Steve Lamotte · 2022-04-14 · aws, backend, devops, dynamic staging, ec2, ecs, rails, rds, redis, resque, ruby, slack, staging, terraform, extending the monolith

Building a dynamic staging platform

Aha! dynamic stagings

Our team at Aha! recently gained the ability to quickly create and destroy dynamic staging environments.

Our platform team maintains several general-purpose staging environments that our engineering and product teams use to test new features. These staging environments closely mimic our production infrastructure — but at a greatly reduced scale. As our team has grown, demand for these environments has increased, making our stagings somewhat of a hot commodity at times.

We've given a lot of thought to how best to address this. One obvious option would have been to simply create some new staging environments. This ultimately just kicks the can down the road because we would find ourselves in the same position in a few months. And since there are times when our stagings are not fully utilized, having a bunch of idle resources is wasteful. We really needed something more dynamic.

And so the notion of dynamic staging environments was conceived. This allowed anyone to quickly and easily spin up a brand new test environment on-demand, deploy their feature branch, test it, and then destroy it when no longer needed.

GIVEN EXERCISE 1:
Rewrite the post on dynamic staging starting with "Building a dynamic" and going on through "commodity at times.", replacing "stagings" with "test environments".
GIVEN EXERCISE 2:
List the steps that the post on dynamic staging says anyone could take with an on-demand environment, in the order given.
The lines after this text were taken from a separate source.

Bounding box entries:
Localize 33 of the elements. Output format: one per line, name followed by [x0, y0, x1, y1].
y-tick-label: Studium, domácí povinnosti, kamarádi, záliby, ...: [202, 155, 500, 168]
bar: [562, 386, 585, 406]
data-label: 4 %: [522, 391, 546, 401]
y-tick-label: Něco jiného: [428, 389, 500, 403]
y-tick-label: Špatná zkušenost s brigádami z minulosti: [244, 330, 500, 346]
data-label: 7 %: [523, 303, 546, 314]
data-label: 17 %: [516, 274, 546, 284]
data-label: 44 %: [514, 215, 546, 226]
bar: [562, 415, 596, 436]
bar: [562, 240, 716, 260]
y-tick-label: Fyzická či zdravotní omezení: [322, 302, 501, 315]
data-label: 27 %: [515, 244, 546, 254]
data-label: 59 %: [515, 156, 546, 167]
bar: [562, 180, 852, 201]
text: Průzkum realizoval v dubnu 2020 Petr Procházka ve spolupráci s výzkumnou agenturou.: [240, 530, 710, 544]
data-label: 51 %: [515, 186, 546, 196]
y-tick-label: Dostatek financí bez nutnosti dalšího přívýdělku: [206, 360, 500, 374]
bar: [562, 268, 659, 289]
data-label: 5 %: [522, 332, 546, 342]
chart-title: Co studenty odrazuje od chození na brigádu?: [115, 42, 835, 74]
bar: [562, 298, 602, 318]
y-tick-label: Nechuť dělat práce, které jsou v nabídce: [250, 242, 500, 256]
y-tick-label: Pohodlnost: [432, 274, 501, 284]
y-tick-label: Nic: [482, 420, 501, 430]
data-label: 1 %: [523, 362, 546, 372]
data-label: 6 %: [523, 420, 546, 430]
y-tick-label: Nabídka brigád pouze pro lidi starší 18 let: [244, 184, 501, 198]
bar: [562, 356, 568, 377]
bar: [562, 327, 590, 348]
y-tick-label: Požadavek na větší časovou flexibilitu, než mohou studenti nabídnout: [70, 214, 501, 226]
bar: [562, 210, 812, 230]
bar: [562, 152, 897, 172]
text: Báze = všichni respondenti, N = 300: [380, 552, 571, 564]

FULL OUTPUT 1:
Building a dynamic staging platform

Aha! dynamic test environments

Our team at Aha! recently gained the ability to quickly create and destroy dynamic staging environments.

Our platform team maintains several general-purpose staging environments that our engineering and product teams use to test new features. These staging environments closely mimic our production infrastructure — but at a greatly reduced scale. As our team has grown, demand for these environments has increased, making our test environments somewhat of a hot commodity at times.

FULL OUTPUT 2:
1. Spin up a brand new test environment on-demand
2. Deploy their feature branch
3. Test it
4. Destroy it when no longer needed